◆ **WORK REQUIRED**
Starting at the line that contains "Give me a plain-text", copy each line through the final one exactly as written.

◆ **MATERIAL PROVIDED**
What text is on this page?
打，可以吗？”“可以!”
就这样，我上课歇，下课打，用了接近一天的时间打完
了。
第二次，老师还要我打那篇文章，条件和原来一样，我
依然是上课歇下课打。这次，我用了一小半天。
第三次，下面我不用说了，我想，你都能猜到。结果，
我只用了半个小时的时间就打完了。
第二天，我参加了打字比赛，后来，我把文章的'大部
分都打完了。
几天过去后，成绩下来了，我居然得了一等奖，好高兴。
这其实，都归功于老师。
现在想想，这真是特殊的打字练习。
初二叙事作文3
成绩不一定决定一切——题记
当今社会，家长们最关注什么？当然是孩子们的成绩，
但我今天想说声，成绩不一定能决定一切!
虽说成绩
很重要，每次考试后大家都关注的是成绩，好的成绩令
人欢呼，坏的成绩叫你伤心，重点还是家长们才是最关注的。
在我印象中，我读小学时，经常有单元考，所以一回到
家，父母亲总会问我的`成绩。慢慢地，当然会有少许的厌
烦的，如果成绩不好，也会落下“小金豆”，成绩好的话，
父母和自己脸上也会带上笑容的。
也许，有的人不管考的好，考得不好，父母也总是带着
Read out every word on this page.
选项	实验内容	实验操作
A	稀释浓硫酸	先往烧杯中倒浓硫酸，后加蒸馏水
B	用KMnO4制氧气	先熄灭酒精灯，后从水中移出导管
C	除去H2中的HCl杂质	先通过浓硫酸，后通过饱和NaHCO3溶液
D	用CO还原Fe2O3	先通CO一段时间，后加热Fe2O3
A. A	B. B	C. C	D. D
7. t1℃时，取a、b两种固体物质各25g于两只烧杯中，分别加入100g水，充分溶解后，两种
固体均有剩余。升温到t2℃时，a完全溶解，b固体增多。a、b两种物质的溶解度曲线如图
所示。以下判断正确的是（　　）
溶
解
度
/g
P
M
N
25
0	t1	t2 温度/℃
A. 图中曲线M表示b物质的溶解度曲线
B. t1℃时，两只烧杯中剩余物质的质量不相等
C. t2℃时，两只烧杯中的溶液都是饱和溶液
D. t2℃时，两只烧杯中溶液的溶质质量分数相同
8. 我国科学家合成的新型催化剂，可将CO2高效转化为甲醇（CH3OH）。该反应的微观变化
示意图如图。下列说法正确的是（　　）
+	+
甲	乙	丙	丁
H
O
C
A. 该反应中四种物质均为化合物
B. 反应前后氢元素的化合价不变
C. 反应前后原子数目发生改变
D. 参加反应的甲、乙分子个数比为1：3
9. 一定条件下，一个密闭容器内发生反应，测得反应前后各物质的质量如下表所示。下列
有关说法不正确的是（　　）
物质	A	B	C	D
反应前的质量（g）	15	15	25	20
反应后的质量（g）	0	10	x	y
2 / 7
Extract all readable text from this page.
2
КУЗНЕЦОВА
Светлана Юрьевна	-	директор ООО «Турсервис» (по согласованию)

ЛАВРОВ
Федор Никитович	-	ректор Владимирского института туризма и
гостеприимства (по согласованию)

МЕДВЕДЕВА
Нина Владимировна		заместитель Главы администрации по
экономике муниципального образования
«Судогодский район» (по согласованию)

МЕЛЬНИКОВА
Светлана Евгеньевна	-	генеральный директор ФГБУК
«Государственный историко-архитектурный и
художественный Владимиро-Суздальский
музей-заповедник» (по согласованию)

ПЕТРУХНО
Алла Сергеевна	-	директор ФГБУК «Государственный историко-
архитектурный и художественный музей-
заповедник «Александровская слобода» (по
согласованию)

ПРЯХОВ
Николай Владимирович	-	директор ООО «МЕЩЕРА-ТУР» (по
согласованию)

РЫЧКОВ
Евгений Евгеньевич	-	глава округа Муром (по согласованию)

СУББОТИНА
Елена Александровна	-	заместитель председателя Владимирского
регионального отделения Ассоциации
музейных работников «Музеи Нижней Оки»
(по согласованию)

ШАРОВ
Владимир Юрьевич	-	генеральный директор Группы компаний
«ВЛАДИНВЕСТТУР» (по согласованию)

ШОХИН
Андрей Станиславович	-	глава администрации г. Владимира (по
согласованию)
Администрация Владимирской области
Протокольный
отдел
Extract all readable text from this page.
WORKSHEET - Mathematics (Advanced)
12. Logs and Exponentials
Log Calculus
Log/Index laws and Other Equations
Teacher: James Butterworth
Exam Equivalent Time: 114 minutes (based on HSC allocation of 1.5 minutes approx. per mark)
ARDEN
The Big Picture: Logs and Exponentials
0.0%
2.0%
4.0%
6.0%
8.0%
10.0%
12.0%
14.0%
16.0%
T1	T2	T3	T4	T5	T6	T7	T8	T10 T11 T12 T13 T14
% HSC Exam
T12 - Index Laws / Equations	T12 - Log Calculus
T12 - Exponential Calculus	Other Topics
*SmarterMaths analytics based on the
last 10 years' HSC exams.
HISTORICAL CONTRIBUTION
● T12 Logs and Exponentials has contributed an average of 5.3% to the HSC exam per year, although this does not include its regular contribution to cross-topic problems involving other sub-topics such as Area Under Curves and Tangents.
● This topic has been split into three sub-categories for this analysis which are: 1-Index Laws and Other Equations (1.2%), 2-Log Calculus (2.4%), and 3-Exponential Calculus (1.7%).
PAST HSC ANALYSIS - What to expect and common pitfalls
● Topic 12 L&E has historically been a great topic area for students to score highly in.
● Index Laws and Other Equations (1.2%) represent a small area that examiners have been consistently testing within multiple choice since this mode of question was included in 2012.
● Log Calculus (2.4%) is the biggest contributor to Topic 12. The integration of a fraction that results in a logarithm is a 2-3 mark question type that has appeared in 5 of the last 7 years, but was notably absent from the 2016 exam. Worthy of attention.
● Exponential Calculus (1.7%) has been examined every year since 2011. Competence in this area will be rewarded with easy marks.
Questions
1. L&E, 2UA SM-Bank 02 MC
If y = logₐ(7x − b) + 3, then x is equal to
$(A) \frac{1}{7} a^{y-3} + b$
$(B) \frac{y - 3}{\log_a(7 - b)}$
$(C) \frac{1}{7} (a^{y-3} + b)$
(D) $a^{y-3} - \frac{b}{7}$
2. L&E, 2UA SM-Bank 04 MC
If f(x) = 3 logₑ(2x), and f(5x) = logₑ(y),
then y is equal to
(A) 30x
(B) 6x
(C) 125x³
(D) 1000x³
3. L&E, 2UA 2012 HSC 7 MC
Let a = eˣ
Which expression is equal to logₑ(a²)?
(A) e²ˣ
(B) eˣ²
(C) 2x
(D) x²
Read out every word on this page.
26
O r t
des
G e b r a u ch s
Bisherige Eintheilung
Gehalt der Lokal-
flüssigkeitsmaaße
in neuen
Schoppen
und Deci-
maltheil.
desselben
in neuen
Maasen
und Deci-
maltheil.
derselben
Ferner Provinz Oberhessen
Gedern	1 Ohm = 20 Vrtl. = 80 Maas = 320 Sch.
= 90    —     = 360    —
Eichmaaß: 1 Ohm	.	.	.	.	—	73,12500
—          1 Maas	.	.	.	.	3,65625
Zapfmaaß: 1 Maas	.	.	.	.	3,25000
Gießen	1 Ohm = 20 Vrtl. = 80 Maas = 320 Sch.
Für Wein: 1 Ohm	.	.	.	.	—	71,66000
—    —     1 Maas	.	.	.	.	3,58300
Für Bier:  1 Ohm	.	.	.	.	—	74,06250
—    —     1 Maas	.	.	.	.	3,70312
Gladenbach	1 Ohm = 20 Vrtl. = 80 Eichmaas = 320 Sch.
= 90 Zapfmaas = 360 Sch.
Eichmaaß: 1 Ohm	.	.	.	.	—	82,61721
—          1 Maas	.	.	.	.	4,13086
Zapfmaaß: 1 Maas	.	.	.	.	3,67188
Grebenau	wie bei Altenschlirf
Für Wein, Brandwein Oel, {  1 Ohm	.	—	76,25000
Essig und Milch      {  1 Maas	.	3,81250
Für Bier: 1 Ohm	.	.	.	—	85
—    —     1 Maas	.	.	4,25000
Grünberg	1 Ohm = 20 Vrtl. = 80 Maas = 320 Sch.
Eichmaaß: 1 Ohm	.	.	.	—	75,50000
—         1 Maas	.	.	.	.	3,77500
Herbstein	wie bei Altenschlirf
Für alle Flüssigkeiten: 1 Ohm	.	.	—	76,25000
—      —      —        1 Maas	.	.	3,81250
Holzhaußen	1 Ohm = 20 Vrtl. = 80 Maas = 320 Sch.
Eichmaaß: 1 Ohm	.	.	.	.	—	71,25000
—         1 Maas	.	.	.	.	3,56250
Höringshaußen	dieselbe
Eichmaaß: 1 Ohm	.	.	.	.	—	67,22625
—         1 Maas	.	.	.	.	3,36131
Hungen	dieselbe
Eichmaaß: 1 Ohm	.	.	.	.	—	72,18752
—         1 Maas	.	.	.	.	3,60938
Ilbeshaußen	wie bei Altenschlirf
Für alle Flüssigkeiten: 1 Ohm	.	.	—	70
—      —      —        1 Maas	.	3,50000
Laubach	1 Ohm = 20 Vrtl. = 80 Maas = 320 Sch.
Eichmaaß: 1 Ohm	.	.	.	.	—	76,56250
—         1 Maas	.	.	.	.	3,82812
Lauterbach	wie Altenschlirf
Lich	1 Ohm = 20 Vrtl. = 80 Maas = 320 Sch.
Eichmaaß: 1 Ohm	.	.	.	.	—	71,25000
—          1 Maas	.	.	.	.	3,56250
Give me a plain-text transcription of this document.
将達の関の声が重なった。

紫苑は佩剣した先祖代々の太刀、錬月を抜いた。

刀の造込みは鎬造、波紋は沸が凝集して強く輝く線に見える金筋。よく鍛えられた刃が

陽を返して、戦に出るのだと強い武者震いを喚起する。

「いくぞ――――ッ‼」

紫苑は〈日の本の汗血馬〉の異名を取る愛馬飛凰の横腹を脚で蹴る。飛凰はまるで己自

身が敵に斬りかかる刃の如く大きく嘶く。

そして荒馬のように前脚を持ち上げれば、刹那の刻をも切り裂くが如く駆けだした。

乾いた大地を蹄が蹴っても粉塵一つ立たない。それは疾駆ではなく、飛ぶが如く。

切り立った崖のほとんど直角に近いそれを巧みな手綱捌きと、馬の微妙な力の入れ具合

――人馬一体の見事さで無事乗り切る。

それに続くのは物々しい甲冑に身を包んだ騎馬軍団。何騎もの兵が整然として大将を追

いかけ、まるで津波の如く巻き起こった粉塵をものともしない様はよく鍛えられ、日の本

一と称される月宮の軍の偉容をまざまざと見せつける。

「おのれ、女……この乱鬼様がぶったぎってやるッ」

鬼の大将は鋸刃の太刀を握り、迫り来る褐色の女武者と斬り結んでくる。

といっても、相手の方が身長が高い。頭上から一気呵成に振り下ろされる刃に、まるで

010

◆ **EXERCISE RESPONSE**
Give me a plain-text transcription of this document.
将達の関の声が重なった。

紫苑は佩剣した先祖代々の太刀、錬月を抜いた。

刀の造込みは鎬造、波紋は沸が凝集して強く輝く線に見える金筋。よく鍛えられた刃が

陽を返して、戦に出るのだと強い武者震いを喚起する。

「いくぞ――――ッ‼」

紫苑は〈日の本の汗血馬〉の異名を取る愛馬飛凰の横腹を脚で蹴る。飛凰はまるで己自

身が敵に斬りかかる刃の如く大きく嘶く。

そして荒馬のように前脚を持ち上げれば、刹那の刻をも切り裂くが如く駆けだした。

乾いた大地を蹄が蹴っても粉塵一つ立たない。それは疾駆ではなく、飛ぶが如く。

切り立った崖のほとんど直角に近いそれを巧みな手綱捌きと、馬の微妙な力の入れ具合

――人馬一体の見事さで無事乗り切る。

それに続くのは物々しい甲冑に身を包んだ騎馬軍団。何騎もの兵が整然として大将を追

いかけ、まるで津波の如く巻き起こった粉塵をものともしない様はよく鍛えられ、日の本

一と称される月宮の軍の偉容をまざまざと見せつける。

「おのれ、女……この乱鬼様がぶったぎってやるッ」

鬼の大将は鋸刃の太刀を握り、迫り来る褐色の女武者と斬り結んでくる。

といっても、相手の方が身長が高い。頭上から一気呵成に振り下ろされる刃に、まるで

010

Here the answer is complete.